#### [SOURCE MATERIAL]
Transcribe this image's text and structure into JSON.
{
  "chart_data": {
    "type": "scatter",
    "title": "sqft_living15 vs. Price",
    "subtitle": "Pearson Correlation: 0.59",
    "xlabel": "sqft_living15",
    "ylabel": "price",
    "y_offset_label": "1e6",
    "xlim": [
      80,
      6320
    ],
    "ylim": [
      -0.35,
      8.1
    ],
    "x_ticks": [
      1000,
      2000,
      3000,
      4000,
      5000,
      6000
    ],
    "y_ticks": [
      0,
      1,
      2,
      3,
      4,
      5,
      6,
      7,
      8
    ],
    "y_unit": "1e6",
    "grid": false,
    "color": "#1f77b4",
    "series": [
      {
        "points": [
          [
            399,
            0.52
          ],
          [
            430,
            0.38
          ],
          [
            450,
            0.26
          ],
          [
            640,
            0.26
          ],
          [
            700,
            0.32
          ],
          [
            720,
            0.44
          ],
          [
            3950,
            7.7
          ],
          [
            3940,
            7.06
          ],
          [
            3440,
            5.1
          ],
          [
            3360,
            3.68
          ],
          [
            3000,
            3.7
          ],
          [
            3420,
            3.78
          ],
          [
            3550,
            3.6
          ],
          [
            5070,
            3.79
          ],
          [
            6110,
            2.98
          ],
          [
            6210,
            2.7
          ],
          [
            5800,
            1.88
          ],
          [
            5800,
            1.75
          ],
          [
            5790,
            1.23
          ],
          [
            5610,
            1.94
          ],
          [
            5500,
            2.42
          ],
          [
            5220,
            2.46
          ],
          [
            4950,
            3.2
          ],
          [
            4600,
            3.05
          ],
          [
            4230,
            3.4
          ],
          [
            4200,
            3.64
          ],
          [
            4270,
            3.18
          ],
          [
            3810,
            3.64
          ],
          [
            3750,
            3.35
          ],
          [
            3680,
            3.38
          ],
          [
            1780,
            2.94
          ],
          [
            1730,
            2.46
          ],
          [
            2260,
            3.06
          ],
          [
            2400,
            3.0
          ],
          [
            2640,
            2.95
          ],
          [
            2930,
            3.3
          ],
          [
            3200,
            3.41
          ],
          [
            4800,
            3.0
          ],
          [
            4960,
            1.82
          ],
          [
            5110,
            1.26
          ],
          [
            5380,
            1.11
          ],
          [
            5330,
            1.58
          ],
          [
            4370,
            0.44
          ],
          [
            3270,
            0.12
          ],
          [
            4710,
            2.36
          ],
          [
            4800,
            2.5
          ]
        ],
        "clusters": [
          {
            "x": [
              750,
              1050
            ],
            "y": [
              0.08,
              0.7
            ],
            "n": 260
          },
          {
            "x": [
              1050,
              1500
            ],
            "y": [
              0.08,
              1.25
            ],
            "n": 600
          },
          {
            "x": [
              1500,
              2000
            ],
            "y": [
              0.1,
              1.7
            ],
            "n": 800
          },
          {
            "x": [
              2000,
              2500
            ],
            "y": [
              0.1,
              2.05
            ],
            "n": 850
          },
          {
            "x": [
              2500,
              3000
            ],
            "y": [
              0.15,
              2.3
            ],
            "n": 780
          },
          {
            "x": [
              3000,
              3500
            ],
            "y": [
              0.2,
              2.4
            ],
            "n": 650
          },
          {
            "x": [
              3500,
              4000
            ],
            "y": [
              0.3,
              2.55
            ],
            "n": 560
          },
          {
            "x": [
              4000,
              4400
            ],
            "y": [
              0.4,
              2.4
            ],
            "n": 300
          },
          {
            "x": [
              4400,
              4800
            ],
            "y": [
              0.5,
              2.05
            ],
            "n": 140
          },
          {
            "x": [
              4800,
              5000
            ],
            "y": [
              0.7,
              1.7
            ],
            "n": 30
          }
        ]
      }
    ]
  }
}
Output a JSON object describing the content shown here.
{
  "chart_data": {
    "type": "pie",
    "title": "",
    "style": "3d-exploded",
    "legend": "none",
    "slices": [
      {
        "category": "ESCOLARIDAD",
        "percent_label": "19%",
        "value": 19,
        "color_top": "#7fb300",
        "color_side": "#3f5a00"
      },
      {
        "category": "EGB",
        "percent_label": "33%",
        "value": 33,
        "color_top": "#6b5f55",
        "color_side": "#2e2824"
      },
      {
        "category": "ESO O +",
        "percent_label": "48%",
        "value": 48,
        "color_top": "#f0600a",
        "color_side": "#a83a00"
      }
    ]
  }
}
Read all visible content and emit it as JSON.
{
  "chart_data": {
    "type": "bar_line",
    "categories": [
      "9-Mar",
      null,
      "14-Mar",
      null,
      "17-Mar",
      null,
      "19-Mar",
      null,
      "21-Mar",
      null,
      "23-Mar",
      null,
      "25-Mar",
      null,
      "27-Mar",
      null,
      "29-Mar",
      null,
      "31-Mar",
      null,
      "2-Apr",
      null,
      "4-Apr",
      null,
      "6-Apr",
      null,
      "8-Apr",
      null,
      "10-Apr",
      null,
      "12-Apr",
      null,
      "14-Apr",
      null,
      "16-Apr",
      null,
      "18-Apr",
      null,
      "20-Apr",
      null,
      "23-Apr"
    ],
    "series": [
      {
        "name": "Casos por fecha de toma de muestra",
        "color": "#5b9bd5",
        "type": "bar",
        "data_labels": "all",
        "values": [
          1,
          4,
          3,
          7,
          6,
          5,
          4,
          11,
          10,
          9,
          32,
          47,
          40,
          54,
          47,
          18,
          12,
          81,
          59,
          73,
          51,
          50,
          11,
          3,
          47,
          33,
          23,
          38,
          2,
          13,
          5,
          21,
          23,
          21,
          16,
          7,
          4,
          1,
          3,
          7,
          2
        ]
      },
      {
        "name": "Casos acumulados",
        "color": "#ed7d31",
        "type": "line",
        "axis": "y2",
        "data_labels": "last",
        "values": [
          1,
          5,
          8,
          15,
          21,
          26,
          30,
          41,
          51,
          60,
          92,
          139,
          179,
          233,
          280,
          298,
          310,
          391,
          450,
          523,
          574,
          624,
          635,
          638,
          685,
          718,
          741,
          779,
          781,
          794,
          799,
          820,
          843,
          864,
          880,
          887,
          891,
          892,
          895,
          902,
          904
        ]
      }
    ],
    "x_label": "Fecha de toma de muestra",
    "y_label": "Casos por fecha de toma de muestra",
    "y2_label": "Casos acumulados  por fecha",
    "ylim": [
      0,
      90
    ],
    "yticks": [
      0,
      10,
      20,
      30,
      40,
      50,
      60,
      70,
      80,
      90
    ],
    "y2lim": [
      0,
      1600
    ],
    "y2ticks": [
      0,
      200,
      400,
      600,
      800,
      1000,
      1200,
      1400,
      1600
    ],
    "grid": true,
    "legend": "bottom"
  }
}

#### [TASK PROMPT]
Output the full listing exactly as it stands.

#### [OUTPUT]
Transcribe this image's text and structure into JSON.
{
  "chart_data": {
    "type": "scatter",
    "title": "sqft_living15 vs. Price",
    "subtitle": "Pearson Correlation: 0.59",
    "xlabel": "sqft_living15",
    "ylabel": "price",
    "y_offset_label": "1e6",
    "xlim": [
      80,
      6320
    ],
    "ylim": [
      -0.35,
      8.1
    ],
    "x_ticks": [
      1000,
      2000,
      3000,
      4000,
      5000,
      6000
    ],
    "y_ticks": [
      0,
      1,
      2,
      3,
      4,
      5,
      6,
      7,
      8
    ],
    "y_unit": "1e6",
    "grid": false,
    "color": "#1f77b4",
    "series": [
      {
        "points": [
          [
            399,
            0.52
          ],
          [
            430,
            0.38
          ],
          [
            450,
            0.26
          ],
          [
            640,
            0.26
          ],
          [
            700,
            0.32
          ],
          [
            720,
            0.44
          ],
          [
            3950,
            7.7
          ],
          [
            3940,
            7.06
          ],
          [
            3440,
            5.1
          ],
          [
            3360,
            3.68
          ],
          [
            3000,
            3.7
          ],
          [
            3420,
            3.78
          ],
          [
            3550,
            3.6
          ],
          [
            5070,
            3.79
          ],
          [
            6110,
            2.98
          ],
          [
            6210,
            2.7
          ],
          [
            5800,
            1.88
          ],
          [
            5800,
            1.75
          ],
          [
            5790,
            1.23
          ],
          [
            5610,
            1.94
          ],
          [
            5500,
            2.42
          ],
          [
            5220,
            2.46
          ],
          [
            4950,
            3.2
          ],
          [
            4600,
            3.05
          ],
          [
            4230,
            3.4
          ],
          [
            4200,
            3.64
          ],
          [
            4270,
            3.18
          ],
          [
            3810,
            3.64
          ],
          [
            3750,
            3.35
          ],
          [
            3680,
            3.38
          ],
          [
            1780,
            2.94
          ],
          [
            1730,
            2.46
          ],
          [
            2260,
            3.06
          ],
          [
            2400,
            3.0
          ],
          [
            2640,
            2.95
          ],
          [
            2930,
            3.3
          ],
          [
            3200,
            3.41
          ],
          [
            4800,
            3.0
          ],
          [
            4960,
            1.82
          ],
          [
            5110,
            1.26
          ],
          [
            5380,
            1.11
          ],
          [
            5330,
            1.58
          ],
          [
            4370,
            0.44
          ],
          [
            3270,
            0.12
          ],
          [
            4710,
            2.36
          ],
          [
            4800,
            2.5
          ]
        ],
        "clusters": [
          {
            "x": [
              750,
              1050
            ],
            "y": [
              0.08,
              0.7
            ],
            "n": 260
          },
          {
            "x": [
              1050,
              1500
            ],
            "y": [
              0.08,
              1.25
            ],
            "n": 600
          },
          {
            "x": [
              1500,
              2000
            ],
            "y": [
              0.1,
              1.7
            ],
            "n": 800
          },
          {
            "x": [
              2000,
              2500
            ],
            "y": [
              0.1,
              2.05
            ],
            "n": 850
          },
          {
            "x": [
              2500,
              3000
            ],
            "y": [
              0.15,
              2.3
            ],
            "n": 780
          },
          {
            "x": [
              3000,
              3500
            ],
            "y": [
              0.2,
              2.4
            ],
            "n": 650
          },
          {
            "x": [
              3500,
              4000
            ],
            "y": [
              0.3,
              2.55
            ],
            "n": 560
          },
          {
            "x": [
              4000,
              4400
            ],
            "y": [
              0.4,
              2.4
            ],
            "n": 300
          },
          {
            "x": [
              4400,
              4800
            ],
            "y": [
              0.5,
              2.05
            ],
            "n": 140
          },
          {
            "x": [
              4800,
              5000
            ],
            "y": [
              0.7,
              1.7
            ],
            "n": 30
          }
        ]
      }
    ]
  }
}
Output a JSON object describing the content shown here.
{
  "chart_data": {
    "type": "pie",
    "title": "",
    "style": "3d-exploded",
    "legend": "none",
    "slices": [
      {
        "category": "ESCOLARIDAD",
        "percent_label": "19%",
        "value": 19,
        "color_top": "#7fb300",
        "color_side": "#3f5a00"
      },
      {
        "category": "EGB",
        "percent_label": "33%",
        "value": 33,
        "color_top": "#6b5f55",
        "color_side": "#2e2824"
      },
      {
        "category": "ESO O +",
        "percent_label": "48%",
        "value": 48,
        "color_top": "#f0600a",
        "color_side": "#a83a00"
      }
    ]
  }
}
Read all visible content and emit it as JSON.
{
  "chart_data": {
    "type": "bar_line",
    "categories": [
      "9-Mar",
      null,
      "14-Mar",
      null,
      "17-Mar",
      null,
      "19-Mar",
      null,
      "21-Mar",
      null,
      "23-Mar",
      null,
      "25-Mar",
      null,
      "27-Mar",
      null,
      "29-Mar",
      null,
      "31-Mar",
      null,
      "2-Apr",
      null,
      "4-Apr",
      null,
      "6-Apr",
      null,
      "8-Apr",
      null,
      "10-Apr",
      null,
      "12-Apr",
      null,
      "14-Apr",
      null,
      "16-Apr",
      null,
      "18-Apr",
      null,
      "20-Apr",
      null,
      "23-Apr"
    ],
    "series": [
      {
        "name": "Casos por fecha de toma de muestra",
        "color": "#5b9bd5",
        "type": "bar",
        "data_labels": "all",
        "values": [
          1,
          4,
          3,
          7,
          6,
          5,
          4,
          11,
          10,
          9,
          32,
          47,
          40,
          54,
          47,
          18,
          12,
          81,
          59,
          73,
          51,
          50,
          11,
          3,
          47,
          33,
          23,
          38,
          2,
          13,
          5,
          21,
          23,
          21,
          16,
          7,
          4,
          1,
          3,
          7,
          2
        ]
      },
      {
        "name": "Casos acumulados",
        "color": "#ed7d31",
        "type": "line",
        "axis": "y2",
        "data_labels": "last",
        "values": [
          1,
          5,
          8,
          15,
          21,
          26,
          30,
          41,
          51,
          60,
          92,
          139,
          179,
          233,
          280,
          298,
          310,
          391,
          450,
          523,
          574,
          624,
          635,
          638,
          685,
          718,
          741,
          779,
          781,
          794,
          799,
          820,
          843,
          864,
          880,
          887,
          891,
          892,
          895,
          902,
          904
        ]
      }
    ],
    "x_label": "Fecha de toma de muestra",
    "y_label": "Casos por fecha de toma de muestra",
    "y2_label": "Casos acumulados  por fecha",
    "ylim": [
      0,
      90
    ],
    "yticks": [
      0,
      10,
      20,
      30,
      40,
      50,
      60,
      70,
      80,
      90
    ],
    "y2lim": [
      0,
      1600
    ],
    "y2ticks": [
      0,
      200,
      400,
      600,
      800,
      1000,
      1200,
      1400,
      1600
    ],
    "grid": true,
    "legend": "bottom"
  }
}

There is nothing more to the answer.